**DO THIS**: Render the entries below as a Markdown table with two columns, Row and Line, giving each line its own numbered row and omitting any blank lines.

**RECORDS SHOWN**:
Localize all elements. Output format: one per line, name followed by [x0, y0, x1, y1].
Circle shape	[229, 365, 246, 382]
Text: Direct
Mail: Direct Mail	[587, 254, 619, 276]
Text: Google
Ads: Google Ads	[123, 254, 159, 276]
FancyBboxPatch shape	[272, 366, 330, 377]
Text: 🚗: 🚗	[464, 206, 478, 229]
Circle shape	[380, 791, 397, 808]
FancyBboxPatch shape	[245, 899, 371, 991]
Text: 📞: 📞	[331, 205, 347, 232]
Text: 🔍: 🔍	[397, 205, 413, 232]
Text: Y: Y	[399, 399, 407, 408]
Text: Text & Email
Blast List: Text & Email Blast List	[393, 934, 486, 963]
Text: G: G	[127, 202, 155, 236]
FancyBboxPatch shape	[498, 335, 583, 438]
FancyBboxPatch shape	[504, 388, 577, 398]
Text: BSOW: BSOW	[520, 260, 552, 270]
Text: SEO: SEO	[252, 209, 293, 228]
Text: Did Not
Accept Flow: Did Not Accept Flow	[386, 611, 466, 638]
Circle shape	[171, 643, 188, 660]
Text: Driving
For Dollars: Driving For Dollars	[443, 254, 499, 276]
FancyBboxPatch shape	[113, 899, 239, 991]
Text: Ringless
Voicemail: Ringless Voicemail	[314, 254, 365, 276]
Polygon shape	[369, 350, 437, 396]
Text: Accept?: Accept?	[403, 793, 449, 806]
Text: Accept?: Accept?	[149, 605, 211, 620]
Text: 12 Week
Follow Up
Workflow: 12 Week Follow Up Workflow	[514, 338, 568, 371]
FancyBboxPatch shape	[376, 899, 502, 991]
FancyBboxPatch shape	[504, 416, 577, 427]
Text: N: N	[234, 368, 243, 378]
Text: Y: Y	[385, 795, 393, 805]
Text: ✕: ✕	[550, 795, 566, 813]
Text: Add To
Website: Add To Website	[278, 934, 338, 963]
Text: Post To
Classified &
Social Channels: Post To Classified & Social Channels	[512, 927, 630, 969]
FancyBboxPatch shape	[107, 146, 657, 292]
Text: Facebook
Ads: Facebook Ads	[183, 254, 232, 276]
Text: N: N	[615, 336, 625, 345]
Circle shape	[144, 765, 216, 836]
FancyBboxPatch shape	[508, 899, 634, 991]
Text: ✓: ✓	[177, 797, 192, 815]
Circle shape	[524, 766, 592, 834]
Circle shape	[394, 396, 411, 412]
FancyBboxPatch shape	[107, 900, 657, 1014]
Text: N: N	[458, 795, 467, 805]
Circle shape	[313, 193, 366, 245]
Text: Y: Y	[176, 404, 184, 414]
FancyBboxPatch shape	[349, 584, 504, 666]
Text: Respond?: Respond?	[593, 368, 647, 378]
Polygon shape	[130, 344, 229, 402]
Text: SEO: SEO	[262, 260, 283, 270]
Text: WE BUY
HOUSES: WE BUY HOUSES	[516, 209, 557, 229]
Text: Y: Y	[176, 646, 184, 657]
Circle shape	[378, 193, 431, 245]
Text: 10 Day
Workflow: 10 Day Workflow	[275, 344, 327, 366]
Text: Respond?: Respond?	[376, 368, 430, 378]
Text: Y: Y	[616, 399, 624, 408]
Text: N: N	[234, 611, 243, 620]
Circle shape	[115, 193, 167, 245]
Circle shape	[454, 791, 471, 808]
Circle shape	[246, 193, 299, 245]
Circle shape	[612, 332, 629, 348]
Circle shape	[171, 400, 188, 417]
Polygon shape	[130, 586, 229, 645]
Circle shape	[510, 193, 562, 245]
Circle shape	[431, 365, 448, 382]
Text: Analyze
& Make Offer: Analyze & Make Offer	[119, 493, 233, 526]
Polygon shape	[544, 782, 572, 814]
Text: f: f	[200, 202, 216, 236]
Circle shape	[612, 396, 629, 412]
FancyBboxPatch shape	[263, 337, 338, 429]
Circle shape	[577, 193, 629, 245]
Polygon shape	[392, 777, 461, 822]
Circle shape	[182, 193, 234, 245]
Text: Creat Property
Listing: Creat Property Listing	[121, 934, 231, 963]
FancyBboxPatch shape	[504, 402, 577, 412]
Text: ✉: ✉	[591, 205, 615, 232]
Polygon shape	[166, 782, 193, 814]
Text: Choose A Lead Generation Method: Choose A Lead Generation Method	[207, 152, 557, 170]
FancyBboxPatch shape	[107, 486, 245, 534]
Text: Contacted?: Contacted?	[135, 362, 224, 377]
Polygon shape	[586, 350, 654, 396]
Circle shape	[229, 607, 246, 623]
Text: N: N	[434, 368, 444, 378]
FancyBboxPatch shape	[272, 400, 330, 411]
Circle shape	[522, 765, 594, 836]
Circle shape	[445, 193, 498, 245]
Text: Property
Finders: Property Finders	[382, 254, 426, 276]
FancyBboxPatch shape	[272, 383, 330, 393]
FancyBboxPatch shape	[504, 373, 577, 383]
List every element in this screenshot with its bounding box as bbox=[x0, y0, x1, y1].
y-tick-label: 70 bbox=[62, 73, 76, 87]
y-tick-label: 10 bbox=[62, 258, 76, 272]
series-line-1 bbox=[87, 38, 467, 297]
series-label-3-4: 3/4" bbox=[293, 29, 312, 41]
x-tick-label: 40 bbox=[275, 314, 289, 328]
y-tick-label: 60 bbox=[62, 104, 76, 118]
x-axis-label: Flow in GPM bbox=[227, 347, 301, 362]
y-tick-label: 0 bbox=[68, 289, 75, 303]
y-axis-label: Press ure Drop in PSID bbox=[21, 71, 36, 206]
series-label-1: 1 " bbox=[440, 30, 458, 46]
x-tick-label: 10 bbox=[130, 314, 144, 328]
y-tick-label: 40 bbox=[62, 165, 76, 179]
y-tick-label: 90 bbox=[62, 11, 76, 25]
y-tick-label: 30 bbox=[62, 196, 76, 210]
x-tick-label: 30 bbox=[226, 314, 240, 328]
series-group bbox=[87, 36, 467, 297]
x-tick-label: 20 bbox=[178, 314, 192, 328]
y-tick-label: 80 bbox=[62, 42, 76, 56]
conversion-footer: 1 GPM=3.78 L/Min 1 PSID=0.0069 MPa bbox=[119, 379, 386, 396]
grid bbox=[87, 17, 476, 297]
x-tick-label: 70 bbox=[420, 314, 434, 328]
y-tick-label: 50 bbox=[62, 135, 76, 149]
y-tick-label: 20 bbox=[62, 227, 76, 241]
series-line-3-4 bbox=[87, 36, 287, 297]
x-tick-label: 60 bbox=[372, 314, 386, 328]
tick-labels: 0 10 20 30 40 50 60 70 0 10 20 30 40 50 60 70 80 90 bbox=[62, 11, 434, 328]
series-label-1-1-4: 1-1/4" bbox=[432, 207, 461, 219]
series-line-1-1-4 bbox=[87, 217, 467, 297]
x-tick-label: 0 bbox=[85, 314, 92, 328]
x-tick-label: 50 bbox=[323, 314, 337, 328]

**OUTPUT BELOW**:
| Row | Line |
|---|---|
| 1 | Localize all elements. Output format: one per line, name followed by [x0, y0, x1, y1]. |
| 2 | Circle shape	[229, 365, 246, 382] |
| 3 | Text: Direct |
| 4 | Mail: Direct Mail	[587, 254, 619, 276] |
| 5 | Text: Google |
| 6 | Ads: Google Ads	[123, 254, 159, 276] |
| 7 | FancyBboxPatch shape	[272, 366, 330, 377] |
| 8 | Text: 🚗: 🚗	[464, 206, 478, 229] |
| 9 | Circle shape	[380, 791, 397, 808] |
| 10 | FancyBboxPatch shape	[245, 899, 371, 991] |
| 11 | Text: 📞: 📞	[331, 205, 347, 232] |
| 12 | Text: 🔍: 🔍	[397, 205, 413, 232] |
| 13 | Text: Y: Y	[399, 399, 407, 408] |
| 14 | Text: Text & Email |
| 15 | Blast List: Text & Email Blast List	[393, 934, 486, 963] |
| 16 | Text: G: G	[127, 202, 155, 236] |
| 17 | FancyBboxPatch shape	[498, 335, 583, 438] |
| 18 | FancyBboxPatch shape	[504, 388, 577, 398] |
| 19 | Text: BSOW: BSOW	[520, 260, 552, 270] |
| 20 | Text: SEO: SEO	[252, 209, 293, 228] |
| 21 | Text: Did Not |
| 22 | Accept Flow: Did Not Accept Flow	[386, 611, 466, 638] |
| 23 | Circle shape	[171, 643, 188, 660] |
| 24 | Text: Driving |
| 25 | For Dollars: Driving For Dollars	[443, 254, 499, 276] |
| 26 | FancyBboxPatch shape	[113, 899, 239, 991] |
| 27 | Text: Ringless |
| 28 | Voicemail: Ringless Voicemail	[314, 254, 365, 276] |
| 29 | Polygon shape	[369, 350, 437, 396] |
| 30 | Text: Accept?: Accept?	[403, 793, 449, 806] |
| 31 | Text: Accept?: Accept?	[149, 605, 211, 620] |
| 32 | Text: 12 Week |
| 33 | Follow Up |
| 34 | Workflow: 12 Week Follow Up Workflow	[514, 338, 568, 371] |
| 35 | FancyBboxPatch shape	[376, 899, 502, 991] |
| 36 | FancyBboxPatch shape	[504, 416, 577, 427] |
| 37 | Text: N: N	[234, 368, 243, 378] |
| 38 | Text: Y: Y	[385, 795, 393, 805] |
| 39 | Text: ✕: ✕	[550, 795, 566, 813] |
| 40 | Text: Add To |
| 41 | Website: Add To Website	[278, 934, 338, 963] |
| 42 | Text: Post To |
| 43 | Classified & |
| 44 | Social Channels: Post To Classified & Social Channels	[512, 927, 630, 969] |
| 45 | FancyBboxPatch shape	[107, 146, 657, 292] |
| 46 | Text: Facebook |
| 47 | Ads: Facebook Ads	[183, 254, 232, 276] |
| 48 | Text: N: N	[615, 336, 625, 345] |
| 49 | Circle shape	[144, 765, 216, 836] |
| 50 | FancyBboxPatch shape	[508, 899, 634, 991] |
| 51 | Text: ✓: ✓	[177, 797, 192, 815] |
| 52 | Circle shape	[524, 766, 592, 834] |
| 53 | Circle shape	[394, 396, 411, 412] |
| 54 | FancyBboxPatch shape	[107, 900, 657, 1014] |
| 55 | Text: N: N	[458, 795, 467, 805] |
| 56 | Circle shape	[313, 193, 366, 245] |
| 57 | Text: Y: Y	[176, 404, 184, 414] |
| 58 | FancyBboxPatch shape	[349, 584, 504, 666] |
| 59 | Text: Respond?: Respond?	[593, 368, 647, 378] |
| 60 | Polygon shape	[130, 344, 229, 402] |
| 61 | Text: SEO: SEO	[262, 260, 283, 270] |
| 62 | Text: WE BUY |
| 63 | HOUSES: WE BUY HOUSES	[516, 209, 557, 229] |
| 64 | Text: Y: Y	[176, 646, 184, 657] |
| 65 | Circle shape	[378, 193, 431, 245] |
| 66 | Text: 10 Day |
| 67 | Workflow: 10 Day Workflow	[275, 344, 327, 366] |
| 68 | Text: Respond?: Respond?	[376, 368, 430, 378] |
| 69 | Text: Y: Y	[616, 399, 624, 408] |
| 70 | Text: N: N	[234, 611, 243, 620] |
| 71 | Circle shape	[115, 193, 167, 245] |
| 72 | Circle shape	[454, 791, 471, 808] |
| 73 | Circle shape	[246, 193, 299, 245] |
| 74 | Circle shape	[612, 332, 629, 348] |
| 75 | Circle shape	[171, 400, 188, 417] |
| 76 | Polygon shape	[130, 586, 229, 645] |
| 77 | Circle shape	[510, 193, 562, 245] |
| 78 | Circle shape	[431, 365, 448, 382] |
| 79 | Text: Analyze |
| 80 | & Make Offer: Analyze & Make Offer	[119, 493, 233, 526] |
| 81 | Polygon shape	[544, 782, 572, 814] |
| 82 | Text: f: f	[200, 202, 216, 236] |
| 83 | Circle shape	[612, 396, 629, 412] |
| 84 | FancyBboxPatch shape	[263, 337, 338, 429] |
| 85 | Circle shape	[577, 193, 629, 245] |
| 86 | Polygon shape	[392, 777, 461, 822] |
| 87 | Circle shape	[182, 193, 234, 245] |
| 88 | Text: Creat Property |
| 89 | Listing: Creat Property Listing	[121, 934, 231, 963] |
| 90 | FancyBboxPatch shape	[504, 402, 577, 412] |
| 91 | Text: ✉: ✉	[591, 205, 615, 232] |
| 92 | Polygon shape	[166, 782, 193, 814] |
| 93 | Text: Choose A Lead Generation Method: Choose A Lead Generation Method	[207, 152, 557, 170] |
| 94 | FancyBboxPatch shape	[107, 486, 245, 534] |
| 95 | Text: Contacted?: Contacted?	[135, 362, 224, 377] |
| 96 | Polygon shape	[586, 350, 654, 396] |
| 97 | Circle shape	[229, 607, 246, 623] |
| 98 | Text: N: N	[434, 368, 444, 378] |
| 99 | FancyBboxPatch shape	[272, 400, 330, 411] |
| 100 | Circle shape	[522, 765, 594, 836] |
| 101 | Circle shape	[445, 193, 498, 245] |
| 102 | Text: Property |
| 103 | Finders: Property Finders	[382, 254, 426, 276] |
| 104 | FancyBboxPatch shape	[272, 383, 330, 393] |
| 105 | FancyBboxPatch shape	[504, 373, 577, 383] |
| 106 | List every element in this screenshot with its bounding box as bbox=[x0, y0, x1, y1]. |
| 107 | y-tick-label: 70 bbox=[62, 73, 76, 87] |
| 108 | y-tick-label: 10 bbox=[62, 258, 76, 272] |
| 109 | series-line-1 bbox=[87, 38, 467, 297] |
| 110 | series-label-3-4: 3/4" bbox=[293, 29, 312, 41] |
| 111 | x-tick-label: 40 bbox=[275, 314, 289, 328] |
| 112 | y-tick-label: 60 bbox=[62, 104, 76, 118] |
| 113 | x-axis-label: Flow in GPM bbox=[227, 347, 301, 362] |
| 114 | y-tick-label: 0 bbox=[68, 289, 75, 303] |
| 115 | y-axis-label: Press ure Drop in PSID bbox=[21, 71, 36, 206] |
| 116 | series-label-1: 1 " bbox=[440, 30, 458, 46] |
| 117 | x-tick-label: 10 bbox=[130, 314, 144, 328] |
| 118 | y-tick-label: 40 bbox=[62, 165, 76, 179] |
| 119 | y-tick-label: 90 bbox=[62, 11, 76, 25] |
| 120 | y-tick-label: 30 bbox=[62, 196, 76, 210] |
| 121 | x-tick-label: 30 bbox=[226, 314, 240, 328] |
| 122 | series-group bbox=[87, 36, 467, 297] |
| 123 | x-tick-label: 20 bbox=[178, 314, 192, 328] |
| 124 | y-tick-label: 80 bbox=[62, 42, 76, 56] |
| 125 | conversion-footer: 1 GPM=3.78 L/Min 1 PSID=0.0069 MPa bbox=[119, 379, 386, 396] |
| 126 | grid bbox=[87, 17, 476, 297] |
| 127 | x-tick-label: 70 bbox=[420, 314, 434, 328] |
| 128 | y-tick-label: 50 bbox=[62, 135, 76, 149] |
| 129 | y-tick-label: 20 bbox=[62, 227, 76, 241] |
| 130 | series-line-3-4 bbox=[87, 36, 287, 297] |
| 131 | x-tick-label: 60 bbox=[372, 314, 386, 328] |
| 132 | tick-labels: 0 10 20 30 40 50 60 70 0 10 20 30 40 50 60 70 80 90 bbox=[62, 11, 434, 328] |
| 133 | series-label-1-1-4: 1-1/4" bbox=[432, 207, 461, 219] |
| 134 | series-line-1-1-4 bbox=[87, 217, 467, 297] |
| 135 | x-tick-label: 0 bbox=[85, 314, 92, 328] |
| 136 | x-tick-label: 50 bbox=[323, 314, 337, 328] |